◆ Given problem:
The records that follow must be reproduced in full, exactly as written.

(Lines of data)
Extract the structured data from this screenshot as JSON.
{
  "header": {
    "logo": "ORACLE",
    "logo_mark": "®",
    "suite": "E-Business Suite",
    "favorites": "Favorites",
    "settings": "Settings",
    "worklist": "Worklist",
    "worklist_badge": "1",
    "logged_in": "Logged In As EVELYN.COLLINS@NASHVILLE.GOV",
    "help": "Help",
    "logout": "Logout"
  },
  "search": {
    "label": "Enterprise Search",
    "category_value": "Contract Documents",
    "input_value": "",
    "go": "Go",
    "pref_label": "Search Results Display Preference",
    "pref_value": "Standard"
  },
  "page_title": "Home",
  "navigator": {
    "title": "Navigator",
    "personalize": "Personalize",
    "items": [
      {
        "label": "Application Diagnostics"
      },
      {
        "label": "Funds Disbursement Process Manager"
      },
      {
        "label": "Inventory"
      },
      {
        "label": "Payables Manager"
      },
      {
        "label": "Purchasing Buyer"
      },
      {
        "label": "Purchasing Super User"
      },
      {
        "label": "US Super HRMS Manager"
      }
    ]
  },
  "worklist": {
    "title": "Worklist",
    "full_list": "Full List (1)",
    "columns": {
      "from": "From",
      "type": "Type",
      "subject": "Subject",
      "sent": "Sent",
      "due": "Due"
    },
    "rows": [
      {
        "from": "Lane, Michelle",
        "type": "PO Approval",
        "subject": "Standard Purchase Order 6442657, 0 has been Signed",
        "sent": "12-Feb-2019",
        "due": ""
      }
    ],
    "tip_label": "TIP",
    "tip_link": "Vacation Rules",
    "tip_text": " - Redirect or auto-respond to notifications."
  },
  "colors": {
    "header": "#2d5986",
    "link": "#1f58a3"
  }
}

◆ Correct response:
Extract the structured data from this screenshot as JSON.
{
  "header": {
    "logo": "ORACLE",
    "logo_mark": "®",
    "suite": "E-Business Suite",
    "favorites": "Favorites",
    "settings": "Settings",
    "worklist": "Worklist",
    "worklist_badge": "1",
    "logged_in": "Logged In As EVELYN.COLLINS@NASHVILLE.GOV",
    "help": "Help",
    "logout": "Logout"
  },
  "search": {
    "label": "Enterprise Search",
    "category_value": "Contract Documents",
    "input_value": "",
    "go": "Go",
    "pref_label": "Search Results Display Preference",
    "pref_value": "Standard"
  },
  "page_title": "Home",
  "navigator": {
    "title": "Navigator",
    "personalize": "Personalize",
    "items": [
      {
        "label": "Application Diagnostics"
      },
      {
        "label": "Funds Disbursement Process Manager"
      },
      {
        "label": "Inventory"
      },
      {
        "label": "Payables Manager"
      },
      {
        "label": "Purchasing Buyer"
      },
      {
        "label": "Purchasing Super User"
      },
      {
        "label": "US Super HRMS Manager"
      }
    ]
  },
  "worklist": {
    "title": "Worklist",
    "full_list": "Full List (1)",
    "columns": {
      "from": "From",
      "type": "Type",
      "subject": "Subject",
      "sent": "Sent",
      "due": "Due"
    },
    "rows": [
      {
        "from": "Lane, Michelle",
        "type": "PO Approval",
        "subject": "Standard Purchase Order 6442657, 0 has been Signed",
        "sent": "12-Feb-2019",
        "due": ""
      }
    ],
    "tip_label": "TIP",
    "tip_link": "Vacation Rules",
    "tip_text": " - Redirect or auto-respond to notifications."
  },
  "colors": {
    "header": "#2d5986",
    "link": "#1f58a3"
  }
}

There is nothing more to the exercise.